(Stored items from a collection)
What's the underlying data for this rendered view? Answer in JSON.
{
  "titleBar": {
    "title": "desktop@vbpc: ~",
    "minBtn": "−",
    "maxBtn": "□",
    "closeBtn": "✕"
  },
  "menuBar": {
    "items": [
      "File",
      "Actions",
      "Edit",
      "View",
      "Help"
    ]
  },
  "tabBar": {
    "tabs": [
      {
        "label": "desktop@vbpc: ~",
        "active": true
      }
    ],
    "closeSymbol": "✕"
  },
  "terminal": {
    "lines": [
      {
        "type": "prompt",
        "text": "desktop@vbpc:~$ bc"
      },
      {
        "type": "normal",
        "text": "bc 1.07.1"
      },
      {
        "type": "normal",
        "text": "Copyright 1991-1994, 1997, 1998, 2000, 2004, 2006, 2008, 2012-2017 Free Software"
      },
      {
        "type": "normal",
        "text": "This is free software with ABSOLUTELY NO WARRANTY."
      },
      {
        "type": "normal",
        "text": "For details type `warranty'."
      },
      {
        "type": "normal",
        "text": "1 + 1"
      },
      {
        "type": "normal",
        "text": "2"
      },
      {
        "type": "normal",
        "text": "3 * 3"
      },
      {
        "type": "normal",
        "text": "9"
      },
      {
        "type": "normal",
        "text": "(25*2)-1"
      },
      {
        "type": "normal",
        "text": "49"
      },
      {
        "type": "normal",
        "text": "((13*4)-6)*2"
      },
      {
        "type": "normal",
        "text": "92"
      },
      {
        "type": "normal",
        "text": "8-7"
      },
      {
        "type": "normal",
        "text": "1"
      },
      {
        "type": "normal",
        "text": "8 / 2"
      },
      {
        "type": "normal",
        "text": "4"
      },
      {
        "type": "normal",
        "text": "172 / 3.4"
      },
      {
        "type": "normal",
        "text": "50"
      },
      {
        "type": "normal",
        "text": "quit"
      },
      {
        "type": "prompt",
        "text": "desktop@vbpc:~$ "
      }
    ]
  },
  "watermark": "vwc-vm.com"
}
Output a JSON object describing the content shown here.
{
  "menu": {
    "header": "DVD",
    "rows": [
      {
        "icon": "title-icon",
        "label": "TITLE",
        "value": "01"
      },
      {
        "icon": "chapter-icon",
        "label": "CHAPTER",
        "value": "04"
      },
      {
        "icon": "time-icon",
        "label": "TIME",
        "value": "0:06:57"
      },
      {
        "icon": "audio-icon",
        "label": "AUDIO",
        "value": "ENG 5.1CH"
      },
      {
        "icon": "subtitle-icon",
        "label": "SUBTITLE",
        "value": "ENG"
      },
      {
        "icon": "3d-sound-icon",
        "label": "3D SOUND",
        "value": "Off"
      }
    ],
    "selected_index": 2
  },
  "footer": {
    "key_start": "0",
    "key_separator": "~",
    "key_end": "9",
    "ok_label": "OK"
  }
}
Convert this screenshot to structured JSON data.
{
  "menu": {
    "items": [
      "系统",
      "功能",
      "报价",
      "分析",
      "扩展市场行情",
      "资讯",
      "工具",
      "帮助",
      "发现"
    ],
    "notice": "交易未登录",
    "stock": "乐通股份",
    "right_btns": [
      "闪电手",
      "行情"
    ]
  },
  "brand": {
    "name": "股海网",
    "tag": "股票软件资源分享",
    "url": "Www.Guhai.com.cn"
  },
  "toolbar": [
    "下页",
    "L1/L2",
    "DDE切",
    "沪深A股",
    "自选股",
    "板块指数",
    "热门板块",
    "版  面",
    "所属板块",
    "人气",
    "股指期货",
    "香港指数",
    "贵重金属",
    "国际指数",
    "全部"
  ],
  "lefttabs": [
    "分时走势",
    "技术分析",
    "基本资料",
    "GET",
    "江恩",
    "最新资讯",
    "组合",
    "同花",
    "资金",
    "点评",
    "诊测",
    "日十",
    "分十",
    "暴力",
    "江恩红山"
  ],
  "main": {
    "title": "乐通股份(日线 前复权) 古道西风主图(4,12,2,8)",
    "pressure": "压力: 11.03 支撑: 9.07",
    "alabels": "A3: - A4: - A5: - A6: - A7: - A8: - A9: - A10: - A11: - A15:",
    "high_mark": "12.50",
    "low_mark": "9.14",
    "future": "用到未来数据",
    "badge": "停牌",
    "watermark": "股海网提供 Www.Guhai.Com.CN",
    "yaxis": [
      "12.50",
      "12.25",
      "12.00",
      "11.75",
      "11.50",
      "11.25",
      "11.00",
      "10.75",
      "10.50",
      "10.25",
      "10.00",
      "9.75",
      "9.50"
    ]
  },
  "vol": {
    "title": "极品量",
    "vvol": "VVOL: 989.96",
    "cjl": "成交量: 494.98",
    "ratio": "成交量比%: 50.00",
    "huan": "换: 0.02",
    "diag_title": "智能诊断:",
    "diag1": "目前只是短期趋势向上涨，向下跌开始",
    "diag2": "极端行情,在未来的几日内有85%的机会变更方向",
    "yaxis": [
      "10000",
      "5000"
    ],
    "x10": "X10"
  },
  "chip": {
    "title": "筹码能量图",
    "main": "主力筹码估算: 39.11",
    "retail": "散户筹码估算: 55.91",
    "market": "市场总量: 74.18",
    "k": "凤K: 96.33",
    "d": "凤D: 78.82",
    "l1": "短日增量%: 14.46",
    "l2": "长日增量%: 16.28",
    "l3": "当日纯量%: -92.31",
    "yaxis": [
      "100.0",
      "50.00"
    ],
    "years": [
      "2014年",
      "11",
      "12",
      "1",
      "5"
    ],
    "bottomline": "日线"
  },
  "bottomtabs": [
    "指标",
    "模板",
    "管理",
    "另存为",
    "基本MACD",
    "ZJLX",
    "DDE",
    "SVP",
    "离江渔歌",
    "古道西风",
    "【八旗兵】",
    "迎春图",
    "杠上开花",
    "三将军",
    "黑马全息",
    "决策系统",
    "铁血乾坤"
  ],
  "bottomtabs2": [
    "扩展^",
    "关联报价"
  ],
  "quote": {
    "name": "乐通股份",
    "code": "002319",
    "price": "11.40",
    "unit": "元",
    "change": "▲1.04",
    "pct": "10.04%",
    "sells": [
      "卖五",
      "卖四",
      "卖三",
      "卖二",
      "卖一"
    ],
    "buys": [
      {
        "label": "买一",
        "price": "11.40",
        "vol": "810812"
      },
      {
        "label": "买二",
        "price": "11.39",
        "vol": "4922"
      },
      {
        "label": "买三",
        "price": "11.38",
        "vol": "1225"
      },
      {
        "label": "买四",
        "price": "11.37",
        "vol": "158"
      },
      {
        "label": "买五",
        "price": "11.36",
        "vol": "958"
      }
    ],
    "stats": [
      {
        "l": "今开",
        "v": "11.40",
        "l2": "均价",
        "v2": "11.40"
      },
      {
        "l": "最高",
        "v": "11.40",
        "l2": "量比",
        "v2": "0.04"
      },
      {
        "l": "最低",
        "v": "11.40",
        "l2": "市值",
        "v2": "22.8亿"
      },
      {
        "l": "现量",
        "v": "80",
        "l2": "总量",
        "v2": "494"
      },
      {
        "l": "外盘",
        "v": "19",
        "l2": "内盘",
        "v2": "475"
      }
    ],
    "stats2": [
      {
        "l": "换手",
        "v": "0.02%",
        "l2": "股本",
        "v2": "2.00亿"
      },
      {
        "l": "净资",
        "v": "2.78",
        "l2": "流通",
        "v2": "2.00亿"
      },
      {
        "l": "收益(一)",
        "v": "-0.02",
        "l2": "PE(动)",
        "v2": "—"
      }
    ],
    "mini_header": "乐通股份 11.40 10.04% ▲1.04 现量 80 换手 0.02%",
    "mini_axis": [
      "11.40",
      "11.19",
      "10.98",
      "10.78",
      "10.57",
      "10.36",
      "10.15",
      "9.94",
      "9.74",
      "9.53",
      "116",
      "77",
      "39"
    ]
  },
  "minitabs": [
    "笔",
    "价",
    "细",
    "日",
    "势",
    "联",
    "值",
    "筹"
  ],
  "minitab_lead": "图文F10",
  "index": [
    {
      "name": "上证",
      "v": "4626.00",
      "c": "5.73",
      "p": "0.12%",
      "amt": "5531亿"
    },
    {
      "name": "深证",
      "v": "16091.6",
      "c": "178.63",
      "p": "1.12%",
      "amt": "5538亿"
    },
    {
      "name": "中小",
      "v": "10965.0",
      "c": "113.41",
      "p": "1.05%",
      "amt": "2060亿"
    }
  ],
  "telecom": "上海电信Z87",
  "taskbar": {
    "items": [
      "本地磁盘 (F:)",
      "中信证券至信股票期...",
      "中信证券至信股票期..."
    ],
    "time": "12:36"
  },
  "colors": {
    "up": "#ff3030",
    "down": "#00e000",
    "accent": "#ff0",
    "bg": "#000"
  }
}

Exercise instructions: Go through the listing above and list every line that has the word "JSON".

In response:
What's the underlying data for this rendered view? Answer in JSON.
Output a JSON object describing the content shown here.
Convert this screenshot to structured JSON data.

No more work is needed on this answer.